Work to complete: Every record must be transcribed in its entirety, apart from the images, which are to be omitted.

Data provided:
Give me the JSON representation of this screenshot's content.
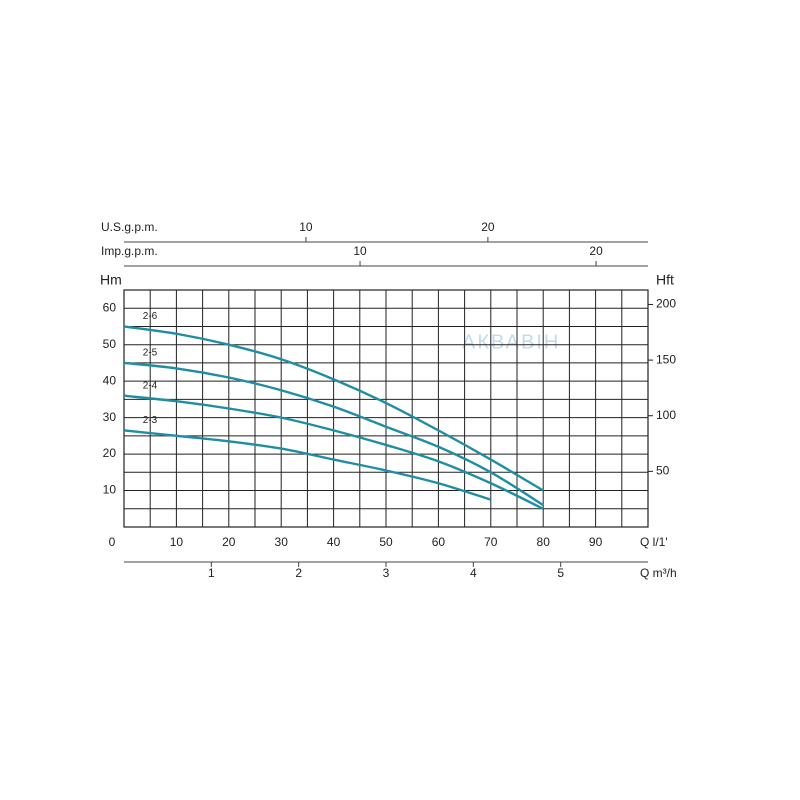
{
  "chart_data": {
    "type": "line",
    "x": [
      0,
      10,
      20,
      30,
      40,
      50,
      60,
      70,
      80
    ],
    "series": [
      {
        "name": "2-6",
        "color": "#1f8ea3",
        "values": [
          55,
          53,
          50,
          46,
          40.5,
          34,
          26.5,
          18.5,
          10
        ]
      },
      {
        "name": "2-5",
        "color": "#1f8ea3",
        "values": [
          45,
          43.5,
          41,
          37.5,
          33,
          27.5,
          22,
          15,
          6
        ]
      },
      {
        "name": "2-4",
        "color": "#1f8ea3",
        "values": [
          36,
          34.5,
          32.5,
          30,
          26.5,
          22.5,
          18,
          12,
          5
        ]
      },
      {
        "name": "2-3",
        "color": "#1f8ea3",
        "values": [
          26.5,
          25,
          23.5,
          21.5,
          18.5,
          15.5,
          12,
          7.5,
          null
        ]
      }
    ],
    "xlabel": "Q  l/1'",
    "xlim": [
      0,
      100
    ],
    "xticks": [
      0,
      10,
      20,
      30,
      40,
      50,
      60,
      70,
      80,
      90
    ],
    "x_minor_ticks": [
      5,
      15,
      25,
      35,
      45,
      55,
      65,
      75,
      85,
      95
    ],
    "ylabel": "Hm",
    "ylim": [
      0,
      65
    ],
    "yticks": [
      10,
      20,
      30,
      40,
      50,
      60
    ],
    "y_minor_ticks": [
      5,
      15,
      25,
      35,
      45,
      55
    ],
    "y2label": "Hft",
    "y2lim": [
      0,
      213
    ],
    "y2ticks": [
      50,
      100,
      150,
      200
    ],
    "grid": true,
    "extra_x_axes": [
      {
        "label": "U.S.g.p.m.",
        "lim": [
          0,
          28.8
        ],
        "ticks": [
          10,
          20
        ],
        "position": "top"
      },
      {
        "label": "Imp.g.p.m.",
        "lim": [
          0,
          22.2
        ],
        "ticks": [
          10,
          20
        ],
        "position": "top"
      },
      {
        "label": "Q  m³/h",
        "lim": [
          0,
          6
        ],
        "ticks": [
          1,
          2,
          3,
          4,
          5
        ],
        "position": "bottom"
      }
    ],
    "watermark": "АКВАВІН"
  }
}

Answer to the exercise:
Give me the JSON representation of this screenshot's content.
{
  "chart_data": {
    "type": "line",
    "x": [
      0,
      10,
      20,
      30,
      40,
      50,
      60,
      70,
      80
    ],
    "series": [
      {
        "name": "2-6",
        "color": "#1f8ea3",
        "values": [
          55,
          53,
          50,
          46,
          40.5,
          34,
          26.5,
          18.5,
          10
        ]
      },
      {
        "name": "2-5",
        "color": "#1f8ea3",
        "values": [
          45,
          43.5,
          41,
          37.5,
          33,
          27.5,
          22,
          15,
          6
        ]
      },
      {
        "name": "2-4",
        "color": "#1f8ea3",
        "values": [
          36,
          34.5,
          32.5,
          30,
          26.5,
          22.5,
          18,
          12,
          5
        ]
      },
      {
        "name": "2-3",
        "color": "#1f8ea3",
        "values": [
          26.5,
          25,
          23.5,
          21.5,
          18.5,
          15.5,
          12,
          7.5,
          null
        ]
      }
    ],
    "xlabel": "Q  l/1'",
    "xlim": [
      0,
      100
    ],
    "xticks": [
      0,
      10,
      20,
      30,
      40,
      50,
      60,
      70,
      80,
      90
    ],
    "x_minor_ticks": [
      5,
      15,
      25,
      35,
      45,
      55,
      65,
      75,
      85,
      95
    ],
    "ylabel": "Hm",
    "ylim": [
      0,
      65
    ],
    "yticks": [
      10,
      20,
      30,
      40,
      50,
      60
    ],
    "y_minor_ticks": [
      5,
      15,
      25,
      35,
      45,
      55
    ],
    "y2label": "Hft",
    "y2lim": [
      0,
      213
    ],
    "y2ticks": [
      50,
      100,
      150,
      200
    ],
    "grid": true,
    "extra_x_axes": [
      {
        "label": "U.S.g.p.m.",
        "lim": [
          0,
          28.8
        ],
        "ticks": [
          10,
          20
        ],
        "position": "top"
      },
      {
        "label": "Imp.g.p.m.",
        "lim": [
          0,
          22.2
        ],
        "ticks": [
          10,
          20
        ],
        "position": "top"
      },
      {
        "label": "Q  m³/h",
        "lim": [
          0,
          6
        ],
        "ticks": [
          1,
          2,
          3,
          4,
          5
        ],
        "position": "bottom"
      }
    ],
    "watermark": "АКВАВІН"
  }
}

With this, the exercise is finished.